■ What this task involves ■
Locate the lines where "صيحة" occurs and copy them as they stand.

■ Excerpt from a dataset ■

========

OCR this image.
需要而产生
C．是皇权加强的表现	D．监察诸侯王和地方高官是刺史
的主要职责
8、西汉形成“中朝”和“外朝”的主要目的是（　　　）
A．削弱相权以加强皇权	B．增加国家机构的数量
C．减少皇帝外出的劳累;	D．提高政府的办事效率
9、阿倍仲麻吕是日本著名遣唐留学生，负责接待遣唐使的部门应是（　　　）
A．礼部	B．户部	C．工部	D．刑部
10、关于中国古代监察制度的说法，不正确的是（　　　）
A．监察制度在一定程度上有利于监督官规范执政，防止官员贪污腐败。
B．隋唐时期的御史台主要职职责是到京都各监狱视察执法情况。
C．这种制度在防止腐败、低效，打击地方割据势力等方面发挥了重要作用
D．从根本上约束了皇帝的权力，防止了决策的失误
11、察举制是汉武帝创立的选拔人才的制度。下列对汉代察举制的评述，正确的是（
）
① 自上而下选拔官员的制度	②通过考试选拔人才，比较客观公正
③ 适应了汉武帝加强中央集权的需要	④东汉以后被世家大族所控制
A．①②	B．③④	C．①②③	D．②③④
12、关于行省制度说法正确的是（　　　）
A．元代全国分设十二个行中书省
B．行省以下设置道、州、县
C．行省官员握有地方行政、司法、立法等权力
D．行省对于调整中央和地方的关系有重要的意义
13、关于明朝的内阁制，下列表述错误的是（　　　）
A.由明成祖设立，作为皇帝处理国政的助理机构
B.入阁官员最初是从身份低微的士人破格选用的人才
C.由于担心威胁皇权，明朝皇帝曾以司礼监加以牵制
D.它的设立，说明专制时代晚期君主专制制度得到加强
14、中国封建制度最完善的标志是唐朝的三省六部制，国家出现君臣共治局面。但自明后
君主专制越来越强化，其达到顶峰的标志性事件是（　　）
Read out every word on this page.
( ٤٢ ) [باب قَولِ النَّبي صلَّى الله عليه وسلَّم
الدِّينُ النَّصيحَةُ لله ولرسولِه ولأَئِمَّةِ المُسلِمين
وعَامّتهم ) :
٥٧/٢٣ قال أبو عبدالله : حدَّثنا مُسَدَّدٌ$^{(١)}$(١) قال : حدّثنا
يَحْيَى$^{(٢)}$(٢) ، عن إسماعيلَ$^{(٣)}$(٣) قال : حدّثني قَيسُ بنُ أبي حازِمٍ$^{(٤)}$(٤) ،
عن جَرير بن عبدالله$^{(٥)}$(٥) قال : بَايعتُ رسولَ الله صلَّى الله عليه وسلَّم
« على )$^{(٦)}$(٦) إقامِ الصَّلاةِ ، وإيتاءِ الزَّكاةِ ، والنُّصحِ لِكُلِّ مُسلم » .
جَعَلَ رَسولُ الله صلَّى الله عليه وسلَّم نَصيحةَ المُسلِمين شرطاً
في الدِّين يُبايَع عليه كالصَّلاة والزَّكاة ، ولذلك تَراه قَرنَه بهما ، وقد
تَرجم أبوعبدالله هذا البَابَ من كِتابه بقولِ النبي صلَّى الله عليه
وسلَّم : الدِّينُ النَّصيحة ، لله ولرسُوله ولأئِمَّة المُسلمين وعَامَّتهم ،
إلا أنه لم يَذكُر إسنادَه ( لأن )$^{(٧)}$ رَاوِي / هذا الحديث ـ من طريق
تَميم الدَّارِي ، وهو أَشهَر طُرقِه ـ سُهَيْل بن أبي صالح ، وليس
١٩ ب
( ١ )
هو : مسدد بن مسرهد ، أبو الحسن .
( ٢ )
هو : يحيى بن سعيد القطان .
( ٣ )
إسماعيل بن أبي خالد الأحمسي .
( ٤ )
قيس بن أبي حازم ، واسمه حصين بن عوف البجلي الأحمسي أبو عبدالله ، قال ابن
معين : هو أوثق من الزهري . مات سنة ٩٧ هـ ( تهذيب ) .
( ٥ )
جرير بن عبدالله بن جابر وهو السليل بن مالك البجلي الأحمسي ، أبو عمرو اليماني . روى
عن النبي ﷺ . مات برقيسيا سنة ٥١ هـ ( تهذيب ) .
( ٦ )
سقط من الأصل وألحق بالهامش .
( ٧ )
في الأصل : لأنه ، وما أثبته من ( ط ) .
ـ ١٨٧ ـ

========

■ Expected output ■
جَعَلَ رَسولُ الله صلَّى الله عليه وسلَّم نَصيحةَ المُسلِمين شرطاً
وسلَّم : الدِّينُ النَّصيحة ، لله ولرسُوله ولأئِمَّة المُسلمين وعَامَّتهم ،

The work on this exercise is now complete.